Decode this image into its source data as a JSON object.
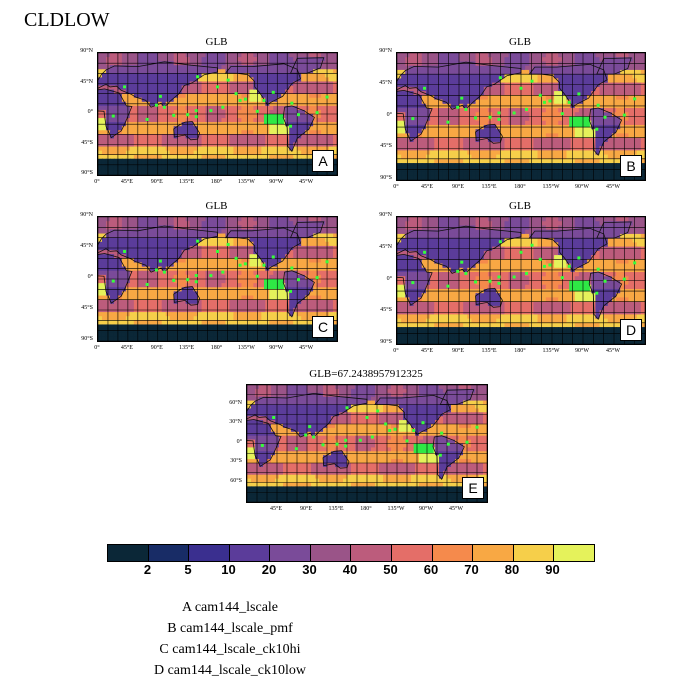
{
  "title": "CLDLOW",
  "chart_data": {
    "type": "heatmap",
    "variable": "CLDLOW",
    "colorbar": {
      "levels": [
        "2",
        "5",
        "10",
        "20",
        "30",
        "40",
        "50",
        "60",
        "70",
        "80",
        "90"
      ],
      "colors": [
        "#0b2737",
        "#182c66",
        "#3a2f8f",
        "#5b3c9a",
        "#7a4b99",
        "#9a5488",
        "#bc5c7c",
        "#e46e68",
        "#f58a4c",
        "#f8a844",
        "#f6cf4a",
        "#e5f25b"
      ]
    },
    "panels": [
      {
        "letter": "A",
        "title": "GLB",
        "projection": "cylindrical",
        "lon_range": [
          0,
          360
        ],
        "lat_range": [
          -90,
          90
        ],
        "y_ticks": [
          "90°N",
          "45°N",
          "0°",
          "45°S",
          "90°S"
        ],
        "x_ticks": [
          "0°",
          "45°E",
          "90°E",
          "135°E",
          "180°",
          "135°W",
          "90°W",
          "45°W"
        ]
      },
      {
        "letter": "B",
        "title": "GLB",
        "projection": "cylindrical",
        "lon_range": [
          0,
          360
        ],
        "lat_range": [
          -90,
          90
        ],
        "y_ticks": [
          "90°N",
          "45°N",
          "0°",
          "45°S",
          "90°S"
        ],
        "x_ticks": [
          "0°",
          "45°E",
          "90°E",
          "135°E",
          "180°",
          "135°W",
          "90°W",
          "45°W"
        ]
      },
      {
        "letter": "C",
        "title": "GLB",
        "projection": "cylindrical",
        "lon_range": [
          0,
          360
        ],
        "lat_range": [
          -90,
          90
        ],
        "y_ticks": [
          "90°N",
          "45°N",
          "0°",
          "45°S",
          "90°S"
        ],
        "x_ticks": [
          "0°",
          "45°E",
          "90°E",
          "135°E",
          "180°",
          "135°W",
          "90°W",
          "45°W"
        ]
      },
      {
        "letter": "D",
        "title": "GLB",
        "projection": "cylindrical",
        "lon_range": [
          0,
          360
        ],
        "lat_range": [
          -90,
          90
        ],
        "y_ticks": [
          "90°N",
          "45°N",
          "0°",
          "45°S",
          "90°S"
        ],
        "x_ticks": [
          "0°",
          "45°E",
          "90°E",
          "135°E",
          "180°",
          "135°W",
          "90°W",
          "45°W"
        ]
      },
      {
        "letter": "E",
        "title": "GLB=67.2438957912325",
        "projection": "cylindrical",
        "lon_range": [
          0,
          360
        ],
        "lat_range": [
          -90,
          90
        ],
        "y_ticks": [
          "60°N",
          "30°N",
          "0°",
          "30°S",
          "60°S"
        ],
        "x_ticks": [
          "45°E",
          "90°E",
          "135°E",
          "180°",
          "135°W",
          "90°W",
          "45°W"
        ]
      }
    ],
    "legend": [
      "A  cam144_lscale",
      "B  cam144_lscale_pmf",
      "C  cam144_lscale_ck10hi",
      "D  cam144_lscale_ck10low"
    ]
  }
}
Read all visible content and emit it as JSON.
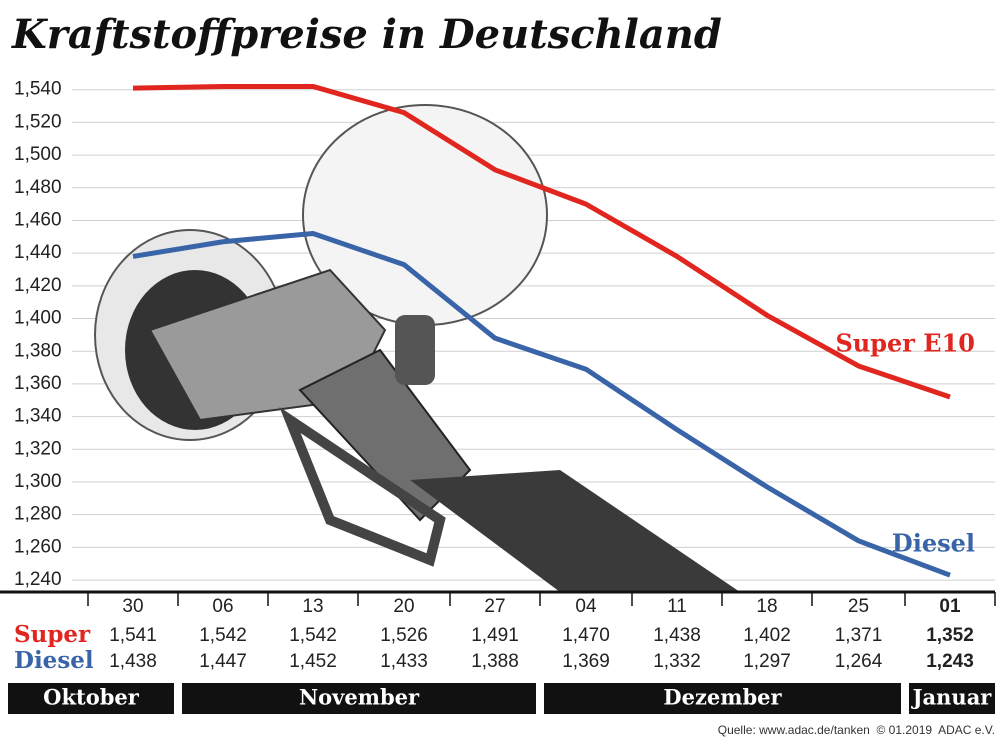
{
  "chart_data": {
    "type": "line",
    "title": "Kraftstoffpreise in Deutschland",
    "categories": [
      "30",
      "06",
      "13",
      "20",
      "27",
      "04",
      "11",
      "18",
      "25",
      "01"
    ],
    "series": [
      {
        "name": "Super E10",
        "color": "#e0261f",
        "values": [
          1.541,
          1.542,
          1.542,
          1.526,
          1.491,
          1.47,
          1.438,
          1.402,
          1.371,
          1.352
        ],
        "value_labels": [
          "1,541",
          "1,542",
          "1,542",
          "1,526",
          "1,491",
          "1,470",
          "1,438",
          "1,402",
          "1,371",
          "1,352"
        ]
      },
      {
        "name": "Diesel",
        "color": "#3a64a8",
        "values": [
          1.438,
          1.447,
          1.452,
          1.433,
          1.388,
          1.369,
          1.332,
          1.297,
          1.264,
          1.243
        ],
        "value_labels": [
          "1,438",
          "1,447",
          "1,452",
          "1,433",
          "1,388",
          "1,369",
          "1,332",
          "1,297",
          "1,264",
          "1,243"
        ]
      }
    ],
    "table_row_labels": [
      "Super",
      "Diesel"
    ],
    "months": [
      "Oktober",
      "November",
      "Dezember",
      "Januar"
    ],
    "ylim": [
      1.2327,
      1.549
    ],
    "yticks": [
      {
        "value": 1.24,
        "label": "1,240"
      },
      {
        "value": 1.26,
        "label": "1,260"
      },
      {
        "value": 1.28,
        "label": "1,280"
      },
      {
        "value": 1.3,
        "label": "1,300"
      },
      {
        "value": 1.32,
        "label": "1,320"
      },
      {
        "value": 1.34,
        "label": "1,340"
      },
      {
        "value": 1.36,
        "label": "1,360"
      },
      {
        "value": 1.38,
        "label": "1,380"
      },
      {
        "value": 1.4,
        "label": "1,400"
      },
      {
        "value": 1.42,
        "label": "1,420"
      },
      {
        "value": 1.44,
        "label": "1,440"
      },
      {
        "value": 1.46,
        "label": "1,460"
      },
      {
        "value": 1.48,
        "label": "1,480"
      },
      {
        "value": 1.5,
        "label": "1,500"
      },
      {
        "value": 1.52,
        "label": "1,520"
      },
      {
        "value": 1.54,
        "label": "1,540"
      }
    ],
    "grid": true,
    "source": "Quelle: www.adac.de/tanken  © 01.2019  ADAC e.V."
  }
}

+ + +

◆ Problem ◆
Exclude all images and restate the records above word for word.

◆ Task solution ◆
Decode this image into its source data as a JSON object.
{
  "title": "CLDLOW",
  "chart_data": {
    "type": "heatmap",
    "variable": "CLDLOW",
    "colorbar": {
      "levels": [
        "2",
        "5",
        "10",
        "20",
        "30",
        "40",
        "50",
        "60",
        "70",
        "80",
        "90"
      ],
      "colors": [
        "#0b2737",
        "#182c66",
        "#3a2f8f",
        "#5b3c9a",
        "#7a4b99",
        "#9a5488",
        "#bc5c7c",
        "#e46e68",
        "#f58a4c",
        "#f8a844",
        "#f6cf4a",
        "#e5f25b"
      ]
    },
    "panels": [
      {
        "letter": "A",
        "title": "GLB",
        "projection": "cylindrical",
        "lon_range": [
          0,
          360
        ],
        "lat_range": [
          -90,
          90
        ],
        "y_ticks": [
          "90°N",
          "45°N",
          "0°",
          "45°S",
          "90°S"
        ],
        "x_ticks": [
          "0°",
          "45°E",
          "90°E",
          "135°E",
          "180°",
          "135°W",
          "90°W",
          "45°W"
        ]
      },
      {
        "letter": "B",
        "title": "GLB",
        "projection": "cylindrical",
        "lon_range": [
          0,
          360
        ],
        "lat_range": [
          -90,
          90
        ],
        "y_ticks": [
          "90°N",
          "45°N",
          "0°",
          "45°S",
          "90°S"
        ],
        "x_ticks": [
          "0°",
          "45°E",
          "90°E",
          "135°E",
          "180°",
          "135°W",
          "90°W",
          "45°W"
        ]
      },
      {
        "letter": "C",
        "title": "GLB",
        "projection": "cylindrical",
        "lon_range": [
          0,
          360
        ],
        "lat_range": [
          -90,
          90
        ],
        "y_ticks": [
          "90°N",
          "45°N",
          "0°",
          "45°S",
          "90°S"
        ],
        "x_ticks": [
          "0°",
          "45°E",
          "90°E",
          "135°E",
          "180°",
          "135°W",
          "90°W",
          "45°W"
        ]
      },
      {
        "letter": "D",
        "title": "GLB",
        "projection": "cylindrical",
        "lon_range": [
          0,
          360
        ],
        "lat_range": [
          -90,
          90
        ],
        "y_ticks": [
          "90°N",
          "45°N",
          "0°",
          "45°S",
          "90°S"
        ],
        "x_ticks": [
          "0°",
          "45°E",
          "90°E",
          "135°E",
          "180°",
          "135°W",
          "90°W",
          "45°W"
        ]
      },
      {
        "letter": "E",
        "title": "GLB=67.2438957912325",
        "projection": "cylindrical",
        "lon_range": [
          0,
          360
        ],
        "lat_range": [
          -90,
          90
        ],
        "y_ticks": [
          "60°N",
          "30°N",
          "0°",
          "30°S",
          "60°S"
        ],
        "x_ticks": [
          "45°E",
          "90°E",
          "135°E",
          "180°",
          "135°W",
          "90°W",
          "45°W"
        ]
      }
    ],
    "legend": [
      "A  cam144_lscale",
      "B  cam144_lscale_pmf",
      "C  cam144_lscale_ck10hi",
      "D  cam144_lscale_ck10low"
    ]
  }
}
Read all visible content and emit it as JSON.
{
  "chart_data": {
    "type": "line",
    "title": "Kraftstoffpreise in Deutschland",
    "categories": [
      "30",
      "06",
      "13",
      "20",
      "27",
      "04",
      "11",
      "18",
      "25",
      "01"
    ],
    "series": [
      {
        "name": "Super E10",
        "color": "#e0261f",
        "values": [
          1.541,
          1.542,
          1.542,
          1.526,
          1.491,
          1.47,
          1.438,
          1.402,
          1.371,
          1.352
        ],
        "value_labels": [
          "1,541",
          "1,542",
          "1,542",
          "1,526",
          "1,491",
          "1,470",
          "1,438",
          "1,402",
          "1,371",
          "1,352"
        ]
      },
      {
        "name": "Diesel",
        "color": "#3a64a8",
        "values": [
          1.438,
          1.447,
          1.452,
          1.433,
          1.388,
          1.369,
          1.332,
          1.297,
          1.264,
          1.243
        ],
        "value_labels": [
          "1,438",
          "1,447",
          "1,452",
          "1,433",
          "1,388",
          "1,369",
          "1,332",
          "1,297",
          "1,264",
          "1,243"
        ]
      }
    ],
    "table_row_labels": [
      "Super",
      "Diesel"
    ],
    "months": [
      "Oktober",
      "November",
      "Dezember",
      "Januar"
    ],
    "ylim": [
      1.2327,
      1.549
    ],
    "yticks": [
      {
        "value": 1.24,
        "label": "1,240"
      },
      {
        "value": 1.26,
        "label": "1,260"
      },
      {
        "value": 1.28,
        "label": "1,280"
      },
      {
        "value": 1.3,
        "label": "1,300"
      },
      {
        "value": 1.32,
        "label": "1,320"
      },
      {
        "value": 1.34,
        "label": "1,340"
      },
      {
        "value": 1.36,
        "label": "1,360"
      },
      {
        "value": 1.38,
        "label": "1,380"
      },
      {
        "value": 1.4,
        "label": "1,400"
      },
      {
        "value": 1.42,
        "label": "1,420"
      },
      {
        "value": 1.44,
        "label": "1,440"
      },
      {
        "value": 1.46,
        "label": "1,460"
      },
      {
        "value": 1.48,
        "label": "1,480"
      },
      {
        "value": 1.5,
        "label": "1,500"
      },
      {
        "value": 1.52,
        "label": "1,520"
      },
      {
        "value": 1.54,
        "label": "1,540"
      }
    ],
    "grid": true,
    "source": "Quelle: www.adac.de/tanken  © 01.2019  ADAC e.V."
  }
}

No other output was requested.